** Start of INPUT **

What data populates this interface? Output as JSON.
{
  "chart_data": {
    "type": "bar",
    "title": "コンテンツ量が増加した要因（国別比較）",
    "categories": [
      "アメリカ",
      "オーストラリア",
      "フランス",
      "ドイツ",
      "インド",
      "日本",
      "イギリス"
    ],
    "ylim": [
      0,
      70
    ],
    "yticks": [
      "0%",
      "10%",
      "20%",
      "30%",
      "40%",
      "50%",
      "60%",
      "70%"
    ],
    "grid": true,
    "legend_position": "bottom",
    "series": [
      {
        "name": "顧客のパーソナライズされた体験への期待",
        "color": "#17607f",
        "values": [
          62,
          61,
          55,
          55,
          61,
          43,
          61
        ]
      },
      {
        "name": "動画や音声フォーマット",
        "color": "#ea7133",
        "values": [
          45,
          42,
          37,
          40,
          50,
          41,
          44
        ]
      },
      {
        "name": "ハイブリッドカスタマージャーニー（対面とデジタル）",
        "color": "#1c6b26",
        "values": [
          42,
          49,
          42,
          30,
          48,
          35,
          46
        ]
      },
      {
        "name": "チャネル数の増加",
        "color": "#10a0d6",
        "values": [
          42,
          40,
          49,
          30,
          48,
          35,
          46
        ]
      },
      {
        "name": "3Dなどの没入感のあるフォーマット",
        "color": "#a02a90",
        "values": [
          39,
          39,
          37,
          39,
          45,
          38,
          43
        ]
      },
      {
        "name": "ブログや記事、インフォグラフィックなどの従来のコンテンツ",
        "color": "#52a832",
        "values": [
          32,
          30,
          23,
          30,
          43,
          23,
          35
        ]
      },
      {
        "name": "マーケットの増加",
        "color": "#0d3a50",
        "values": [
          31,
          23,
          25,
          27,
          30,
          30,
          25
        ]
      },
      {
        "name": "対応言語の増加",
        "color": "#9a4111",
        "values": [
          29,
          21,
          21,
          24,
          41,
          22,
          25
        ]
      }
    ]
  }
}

** End of INPUT **

=== EXERCISE GOAL ===
Look through the data and gather every line with the string "color" in it.

=== THE OUTPUT ===
        "color": "#17607f",
        "color": "#ea7133",
        "color": "#1c6b26",
        "color": "#10a0d6",
        "color": "#a02a90",
        "color": "#52a832",
        "color": "#0d3a50",
        "color": "#9a4111",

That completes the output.